Task prompt: Lines that hold the string "buses" are to be counted; give only their number.

Saved data entries
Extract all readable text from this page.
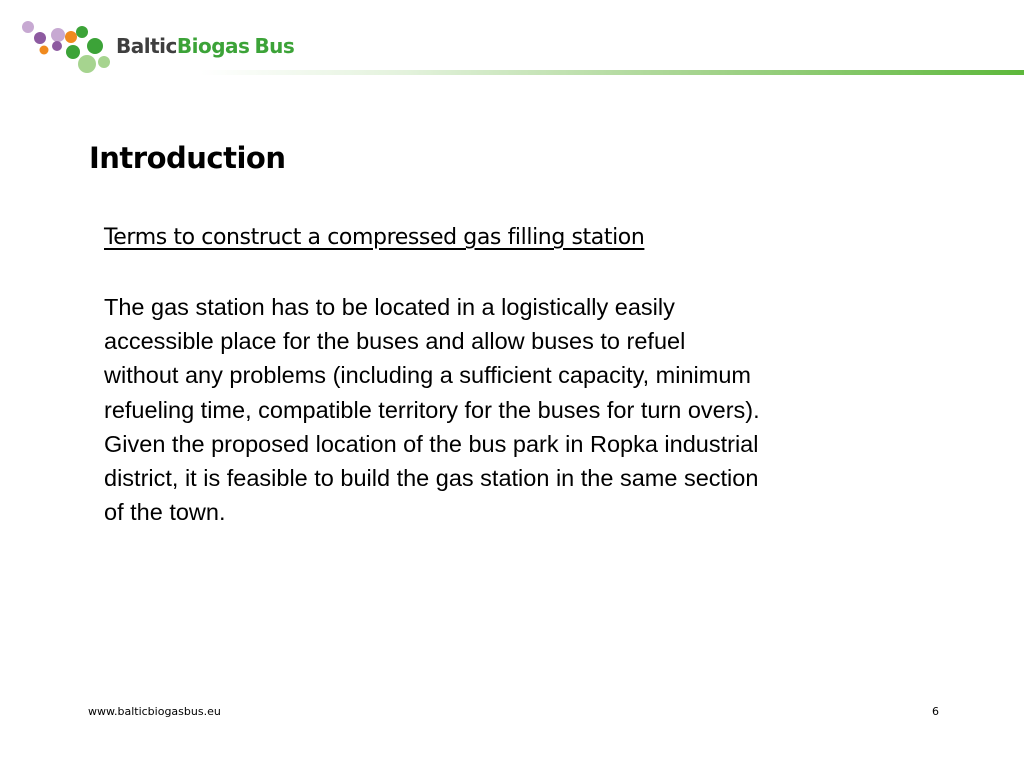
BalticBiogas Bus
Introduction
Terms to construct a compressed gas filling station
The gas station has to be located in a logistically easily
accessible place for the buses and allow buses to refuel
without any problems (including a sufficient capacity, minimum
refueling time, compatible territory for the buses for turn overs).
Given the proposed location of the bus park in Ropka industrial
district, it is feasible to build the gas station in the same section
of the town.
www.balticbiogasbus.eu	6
---
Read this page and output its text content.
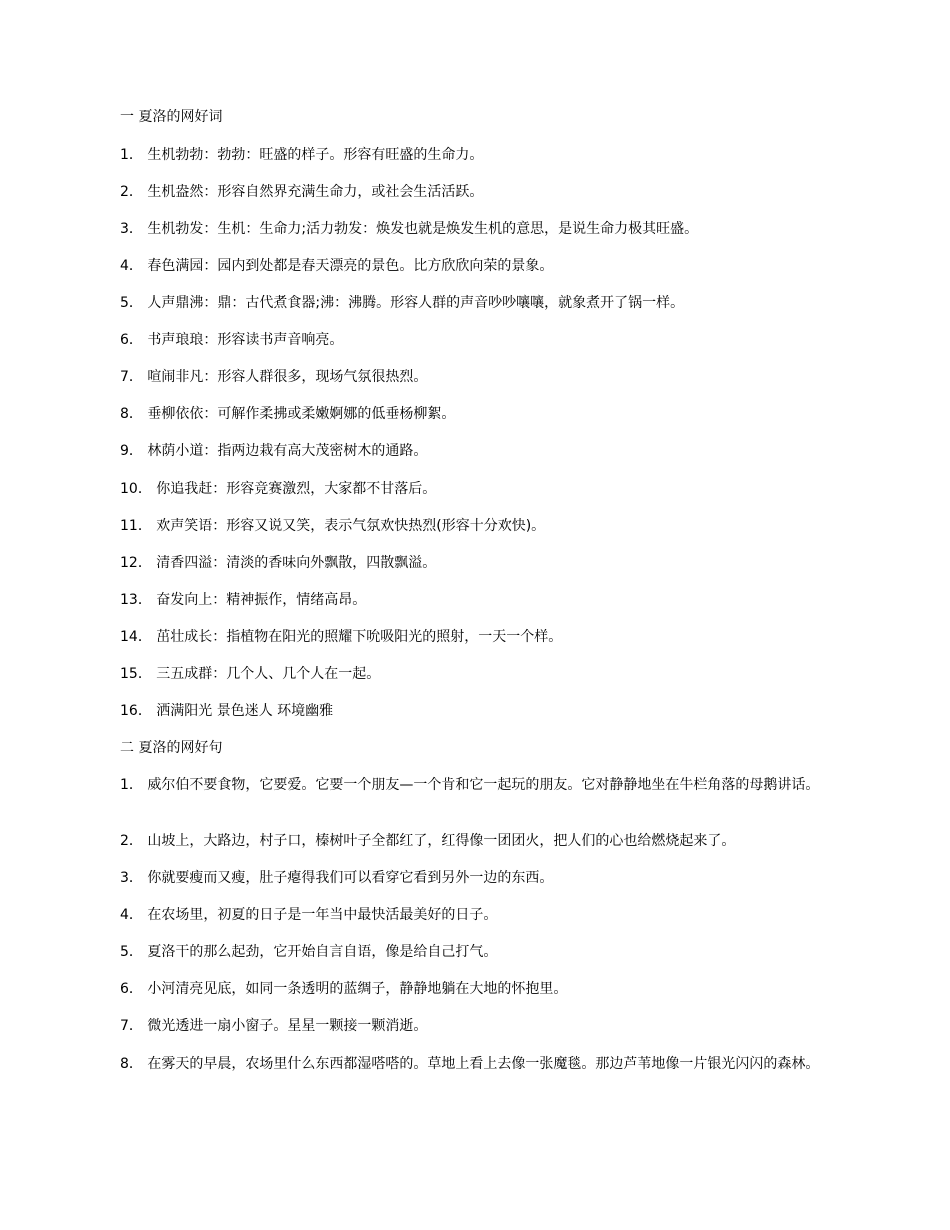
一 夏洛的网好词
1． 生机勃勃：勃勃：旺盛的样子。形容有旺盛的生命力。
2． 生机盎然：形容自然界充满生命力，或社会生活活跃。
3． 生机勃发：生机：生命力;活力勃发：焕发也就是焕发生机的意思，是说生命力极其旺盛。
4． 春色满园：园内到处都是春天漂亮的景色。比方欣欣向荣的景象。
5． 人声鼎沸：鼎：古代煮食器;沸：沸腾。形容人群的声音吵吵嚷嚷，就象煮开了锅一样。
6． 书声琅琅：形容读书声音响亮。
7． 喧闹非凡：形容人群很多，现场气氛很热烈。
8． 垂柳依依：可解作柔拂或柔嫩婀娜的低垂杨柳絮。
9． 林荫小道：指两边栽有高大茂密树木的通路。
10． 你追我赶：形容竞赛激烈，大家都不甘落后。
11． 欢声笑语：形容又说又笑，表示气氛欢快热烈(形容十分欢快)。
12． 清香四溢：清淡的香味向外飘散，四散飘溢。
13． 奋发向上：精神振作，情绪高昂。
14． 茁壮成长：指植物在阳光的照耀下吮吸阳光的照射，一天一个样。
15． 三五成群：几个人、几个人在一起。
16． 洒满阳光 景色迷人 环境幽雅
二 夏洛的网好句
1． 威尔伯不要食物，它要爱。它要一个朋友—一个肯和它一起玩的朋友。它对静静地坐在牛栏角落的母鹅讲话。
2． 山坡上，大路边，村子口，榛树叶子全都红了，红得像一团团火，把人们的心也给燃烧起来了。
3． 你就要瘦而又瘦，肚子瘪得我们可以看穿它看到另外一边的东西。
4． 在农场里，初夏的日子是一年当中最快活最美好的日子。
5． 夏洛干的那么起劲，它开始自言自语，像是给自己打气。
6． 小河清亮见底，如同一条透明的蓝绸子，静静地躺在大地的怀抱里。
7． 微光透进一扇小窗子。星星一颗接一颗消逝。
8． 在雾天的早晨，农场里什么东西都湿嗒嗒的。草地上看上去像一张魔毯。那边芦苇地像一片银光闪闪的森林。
--
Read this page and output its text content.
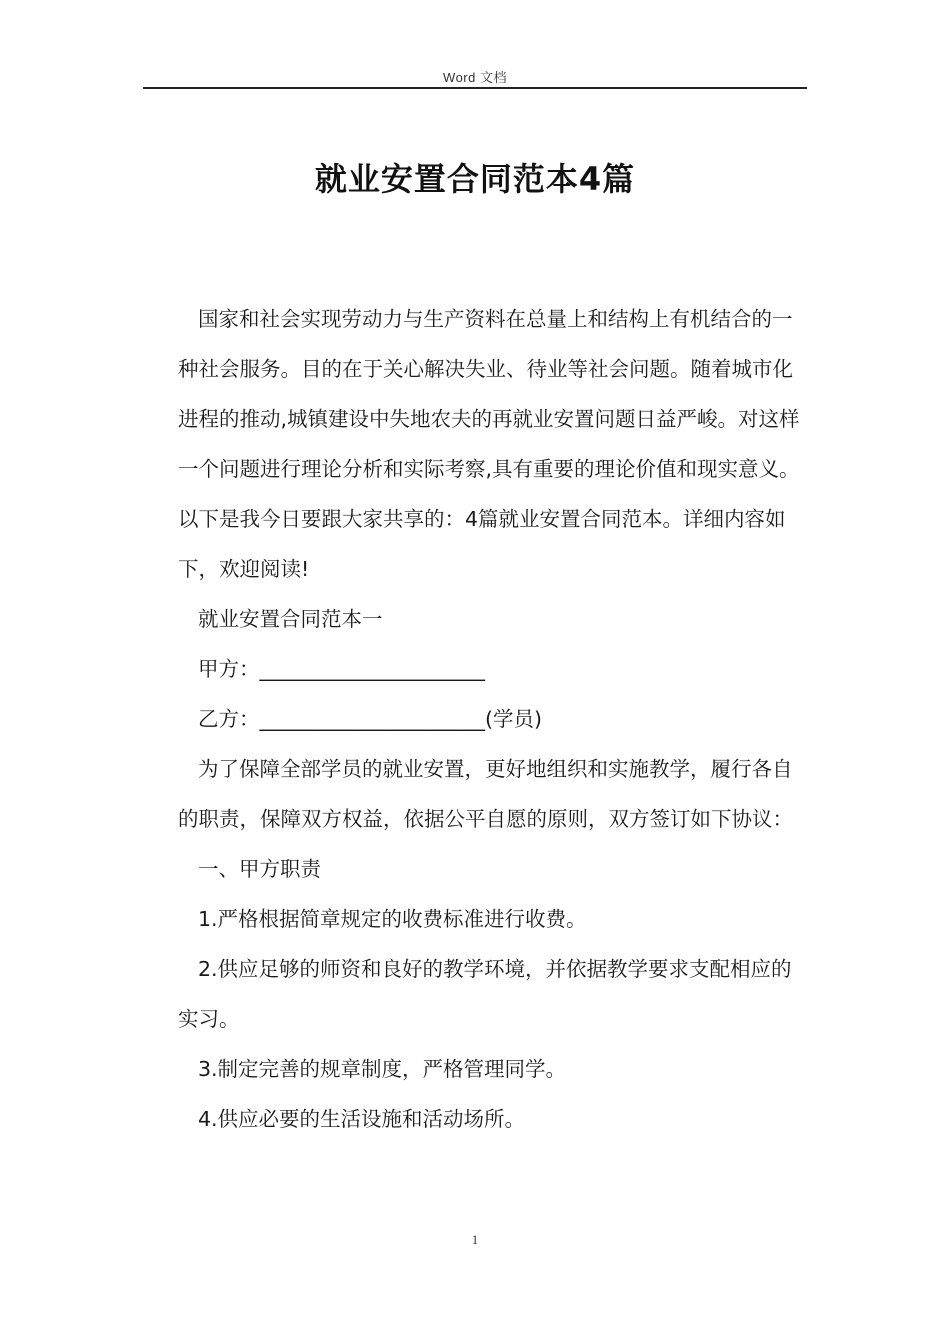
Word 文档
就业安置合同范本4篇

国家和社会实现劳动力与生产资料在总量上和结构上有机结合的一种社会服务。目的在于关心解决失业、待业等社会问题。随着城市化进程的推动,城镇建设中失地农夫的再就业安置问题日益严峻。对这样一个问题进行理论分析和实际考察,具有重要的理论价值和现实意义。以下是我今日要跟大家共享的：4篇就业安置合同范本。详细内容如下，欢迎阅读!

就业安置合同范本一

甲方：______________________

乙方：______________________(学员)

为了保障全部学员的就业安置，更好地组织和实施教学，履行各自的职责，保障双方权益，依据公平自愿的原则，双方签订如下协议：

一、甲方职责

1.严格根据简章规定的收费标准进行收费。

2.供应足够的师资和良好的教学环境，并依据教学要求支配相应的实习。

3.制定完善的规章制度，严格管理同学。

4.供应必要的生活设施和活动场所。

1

Response to this exercise: 2